- **Data for this task**:
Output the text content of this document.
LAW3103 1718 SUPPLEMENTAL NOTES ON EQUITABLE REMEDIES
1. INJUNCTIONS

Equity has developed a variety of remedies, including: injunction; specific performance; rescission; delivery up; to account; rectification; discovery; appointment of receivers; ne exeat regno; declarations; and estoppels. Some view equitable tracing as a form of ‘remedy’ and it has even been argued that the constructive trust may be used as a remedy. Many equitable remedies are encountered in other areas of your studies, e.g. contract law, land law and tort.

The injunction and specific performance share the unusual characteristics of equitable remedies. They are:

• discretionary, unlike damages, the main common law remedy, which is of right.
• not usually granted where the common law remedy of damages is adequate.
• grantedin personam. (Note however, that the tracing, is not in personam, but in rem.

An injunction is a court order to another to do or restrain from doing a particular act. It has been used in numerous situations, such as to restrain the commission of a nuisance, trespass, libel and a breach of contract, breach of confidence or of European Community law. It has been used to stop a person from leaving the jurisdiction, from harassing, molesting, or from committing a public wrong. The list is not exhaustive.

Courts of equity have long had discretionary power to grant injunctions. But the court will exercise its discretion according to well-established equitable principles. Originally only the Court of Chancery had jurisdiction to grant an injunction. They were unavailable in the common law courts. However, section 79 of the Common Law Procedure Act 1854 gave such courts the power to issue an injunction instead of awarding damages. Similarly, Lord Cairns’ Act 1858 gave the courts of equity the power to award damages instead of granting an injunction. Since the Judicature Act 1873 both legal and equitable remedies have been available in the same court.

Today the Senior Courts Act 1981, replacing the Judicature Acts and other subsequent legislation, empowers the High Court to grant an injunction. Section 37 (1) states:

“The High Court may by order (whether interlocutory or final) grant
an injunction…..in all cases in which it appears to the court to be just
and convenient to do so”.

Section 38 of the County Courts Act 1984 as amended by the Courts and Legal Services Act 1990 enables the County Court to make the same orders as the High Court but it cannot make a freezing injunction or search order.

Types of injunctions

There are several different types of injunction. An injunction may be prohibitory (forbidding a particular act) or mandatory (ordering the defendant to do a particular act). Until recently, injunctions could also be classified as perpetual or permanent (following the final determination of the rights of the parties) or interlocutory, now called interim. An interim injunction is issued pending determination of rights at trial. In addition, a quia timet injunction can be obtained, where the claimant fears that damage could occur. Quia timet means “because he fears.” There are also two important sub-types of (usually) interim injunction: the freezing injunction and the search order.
...
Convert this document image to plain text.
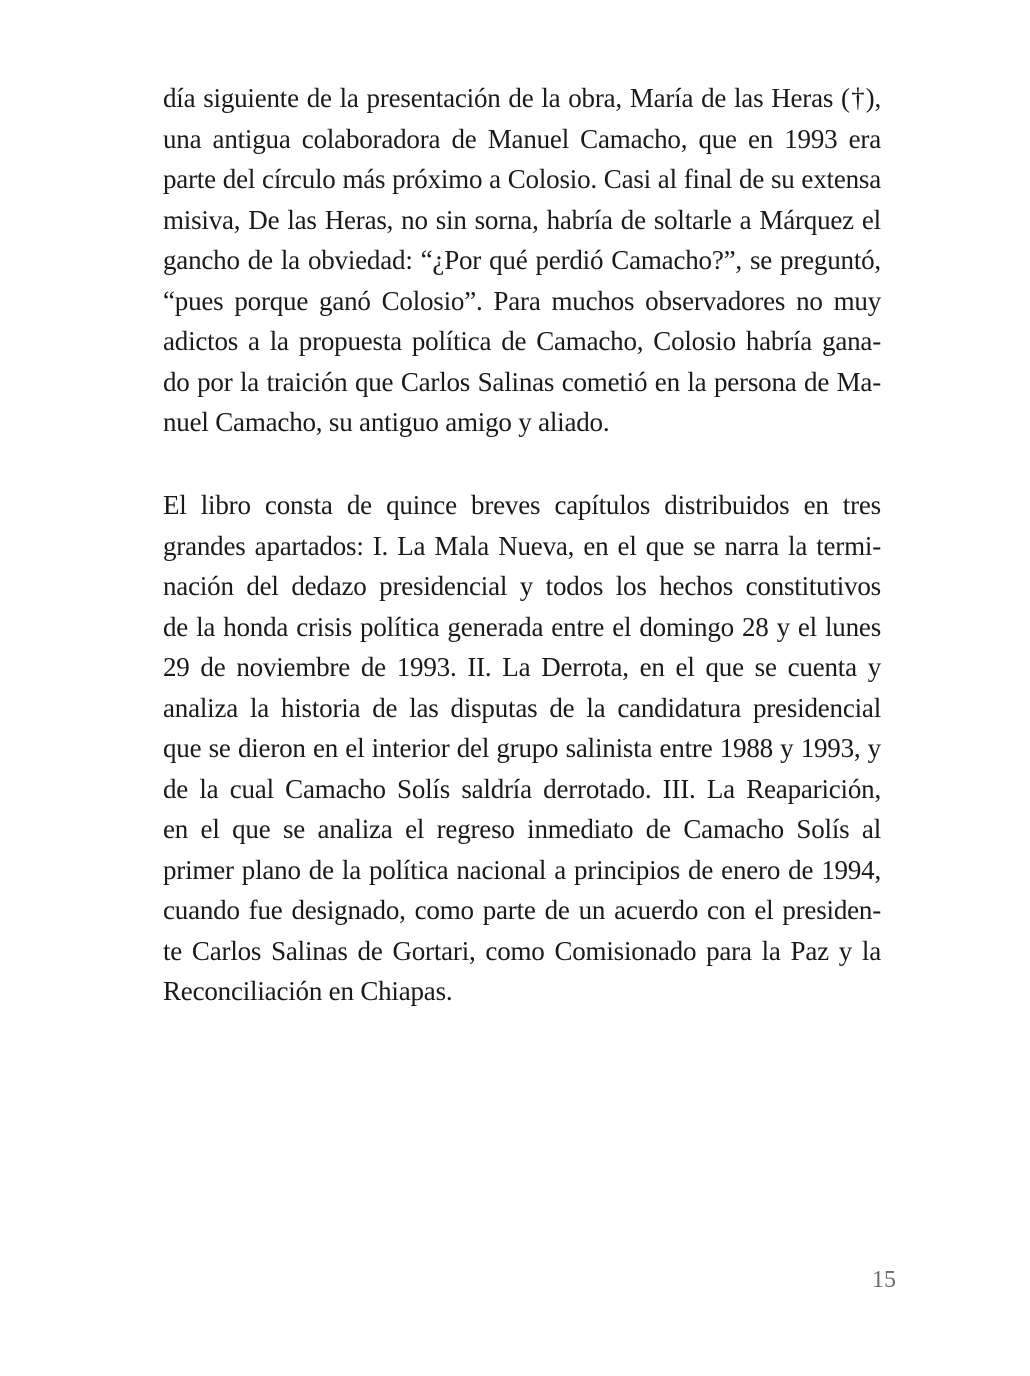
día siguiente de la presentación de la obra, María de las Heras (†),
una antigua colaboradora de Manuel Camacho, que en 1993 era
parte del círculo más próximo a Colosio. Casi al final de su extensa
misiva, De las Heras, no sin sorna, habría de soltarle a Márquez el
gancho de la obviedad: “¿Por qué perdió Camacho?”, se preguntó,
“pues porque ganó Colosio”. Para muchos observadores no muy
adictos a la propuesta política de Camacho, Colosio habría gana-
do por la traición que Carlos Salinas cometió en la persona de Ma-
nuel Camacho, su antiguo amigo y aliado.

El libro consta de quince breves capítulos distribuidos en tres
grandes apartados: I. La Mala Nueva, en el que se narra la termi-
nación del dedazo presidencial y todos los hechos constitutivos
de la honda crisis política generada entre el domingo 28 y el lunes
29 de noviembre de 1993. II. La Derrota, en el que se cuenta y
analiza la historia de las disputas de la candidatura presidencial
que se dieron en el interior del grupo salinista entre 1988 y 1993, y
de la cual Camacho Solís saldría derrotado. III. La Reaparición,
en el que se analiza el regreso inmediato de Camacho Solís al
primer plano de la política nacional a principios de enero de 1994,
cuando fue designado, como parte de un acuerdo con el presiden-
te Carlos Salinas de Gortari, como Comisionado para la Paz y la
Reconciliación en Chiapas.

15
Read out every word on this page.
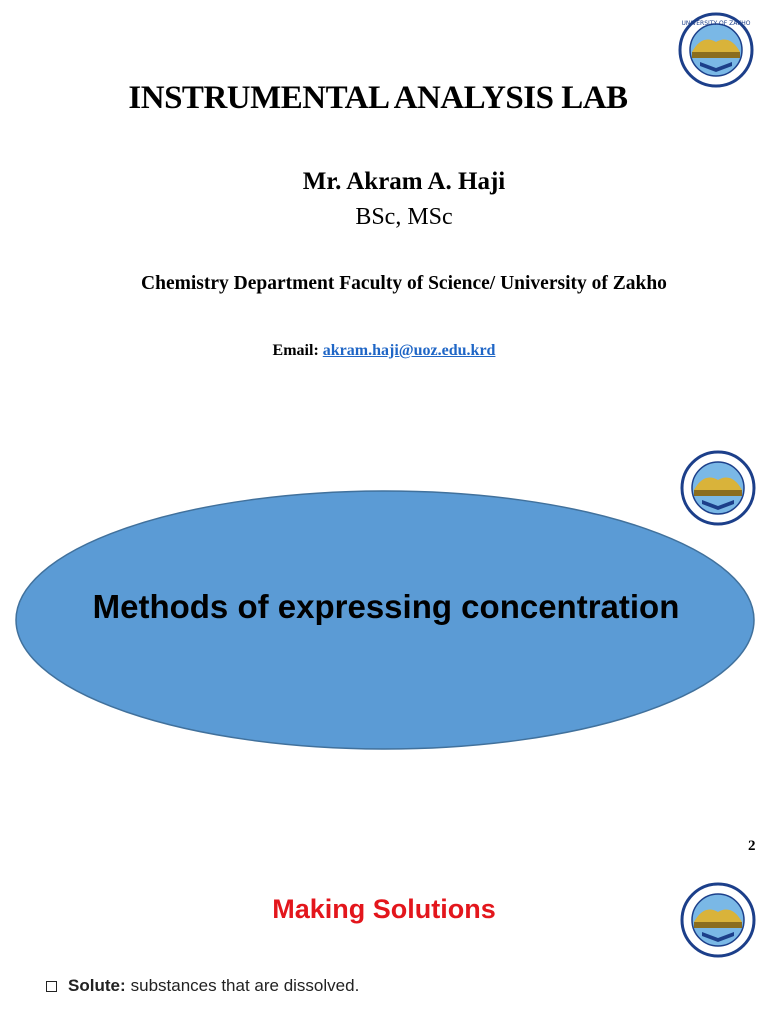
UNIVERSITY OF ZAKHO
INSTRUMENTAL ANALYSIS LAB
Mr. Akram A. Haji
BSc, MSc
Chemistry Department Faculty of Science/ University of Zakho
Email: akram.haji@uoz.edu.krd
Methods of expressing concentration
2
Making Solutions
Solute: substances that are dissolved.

- **The request**: Supply the count of lines in the entries that contain the word "Carlos", and nothing besides.

- **The solution**: 2